● Given task: Pick every line with "refund" from the material below.

○ ○ ○ ○ ○ ○ ○

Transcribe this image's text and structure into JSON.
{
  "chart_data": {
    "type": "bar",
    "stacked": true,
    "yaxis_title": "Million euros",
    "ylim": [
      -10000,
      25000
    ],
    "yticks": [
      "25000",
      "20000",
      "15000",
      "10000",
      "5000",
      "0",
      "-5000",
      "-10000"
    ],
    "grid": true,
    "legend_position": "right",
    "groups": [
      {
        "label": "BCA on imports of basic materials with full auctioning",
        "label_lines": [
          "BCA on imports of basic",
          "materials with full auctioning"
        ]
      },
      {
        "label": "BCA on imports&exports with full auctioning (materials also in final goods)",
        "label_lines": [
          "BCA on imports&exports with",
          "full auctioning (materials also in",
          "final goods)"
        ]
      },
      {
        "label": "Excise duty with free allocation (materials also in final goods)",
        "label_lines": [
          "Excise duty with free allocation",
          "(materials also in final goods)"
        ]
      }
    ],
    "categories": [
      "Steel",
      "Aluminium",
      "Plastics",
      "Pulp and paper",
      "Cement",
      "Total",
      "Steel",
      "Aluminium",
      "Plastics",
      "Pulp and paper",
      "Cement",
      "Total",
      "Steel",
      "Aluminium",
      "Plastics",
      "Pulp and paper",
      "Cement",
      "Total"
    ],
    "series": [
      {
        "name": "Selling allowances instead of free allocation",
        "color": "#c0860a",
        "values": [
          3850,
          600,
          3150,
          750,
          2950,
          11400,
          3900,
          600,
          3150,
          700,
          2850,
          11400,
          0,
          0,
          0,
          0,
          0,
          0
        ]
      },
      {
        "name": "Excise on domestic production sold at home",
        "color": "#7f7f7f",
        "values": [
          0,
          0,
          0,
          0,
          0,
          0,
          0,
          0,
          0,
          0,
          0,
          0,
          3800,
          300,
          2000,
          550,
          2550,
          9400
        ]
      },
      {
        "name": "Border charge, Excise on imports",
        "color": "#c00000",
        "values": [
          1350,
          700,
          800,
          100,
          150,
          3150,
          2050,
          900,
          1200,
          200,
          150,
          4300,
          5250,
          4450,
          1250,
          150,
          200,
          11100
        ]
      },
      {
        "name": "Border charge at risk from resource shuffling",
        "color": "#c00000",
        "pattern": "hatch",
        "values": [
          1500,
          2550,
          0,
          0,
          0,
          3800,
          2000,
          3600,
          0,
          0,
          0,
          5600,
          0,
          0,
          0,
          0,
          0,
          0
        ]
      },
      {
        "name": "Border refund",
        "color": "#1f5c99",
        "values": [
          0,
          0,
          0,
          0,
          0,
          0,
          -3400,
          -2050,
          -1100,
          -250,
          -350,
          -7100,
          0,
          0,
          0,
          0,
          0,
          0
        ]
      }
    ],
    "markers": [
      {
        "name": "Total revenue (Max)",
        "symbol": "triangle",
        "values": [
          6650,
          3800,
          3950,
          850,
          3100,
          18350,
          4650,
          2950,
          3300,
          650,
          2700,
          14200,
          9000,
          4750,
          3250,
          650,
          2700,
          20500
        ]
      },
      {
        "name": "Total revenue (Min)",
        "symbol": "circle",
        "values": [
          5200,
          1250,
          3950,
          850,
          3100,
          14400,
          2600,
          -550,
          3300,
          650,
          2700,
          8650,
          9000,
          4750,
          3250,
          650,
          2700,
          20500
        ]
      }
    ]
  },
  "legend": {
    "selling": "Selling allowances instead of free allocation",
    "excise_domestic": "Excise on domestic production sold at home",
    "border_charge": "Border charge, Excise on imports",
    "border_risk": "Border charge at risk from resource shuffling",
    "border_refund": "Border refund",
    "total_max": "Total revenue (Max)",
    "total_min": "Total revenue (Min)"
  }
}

○ ○ ○ ○ ○ ○ ○

● Reply:
        "name": "Border refund",
    "border_refund": "Border refund",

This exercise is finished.